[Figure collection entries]
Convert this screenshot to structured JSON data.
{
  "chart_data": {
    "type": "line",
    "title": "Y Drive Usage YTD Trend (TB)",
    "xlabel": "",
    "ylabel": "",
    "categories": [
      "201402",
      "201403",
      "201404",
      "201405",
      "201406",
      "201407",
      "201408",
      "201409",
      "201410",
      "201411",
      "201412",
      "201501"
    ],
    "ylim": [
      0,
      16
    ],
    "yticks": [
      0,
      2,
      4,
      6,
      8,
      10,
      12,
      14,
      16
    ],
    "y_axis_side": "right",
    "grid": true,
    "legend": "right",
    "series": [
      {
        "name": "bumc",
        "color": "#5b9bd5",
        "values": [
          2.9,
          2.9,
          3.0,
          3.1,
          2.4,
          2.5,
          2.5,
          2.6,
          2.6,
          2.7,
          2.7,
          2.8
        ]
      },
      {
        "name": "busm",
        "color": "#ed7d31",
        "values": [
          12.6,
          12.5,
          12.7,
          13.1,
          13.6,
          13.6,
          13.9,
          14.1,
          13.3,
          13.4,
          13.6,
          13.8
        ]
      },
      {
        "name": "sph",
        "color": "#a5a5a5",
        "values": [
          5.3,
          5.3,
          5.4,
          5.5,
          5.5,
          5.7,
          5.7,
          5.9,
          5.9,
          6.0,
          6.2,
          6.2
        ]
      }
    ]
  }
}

> WORK TO BE COMPLETED:
Pull out all lines of the data with the string "color".

> EXERCISE RESPONSE:
        "color": "#5b9bd5",
        "color": "#ed7d31",
        "color": "#a5a5a5",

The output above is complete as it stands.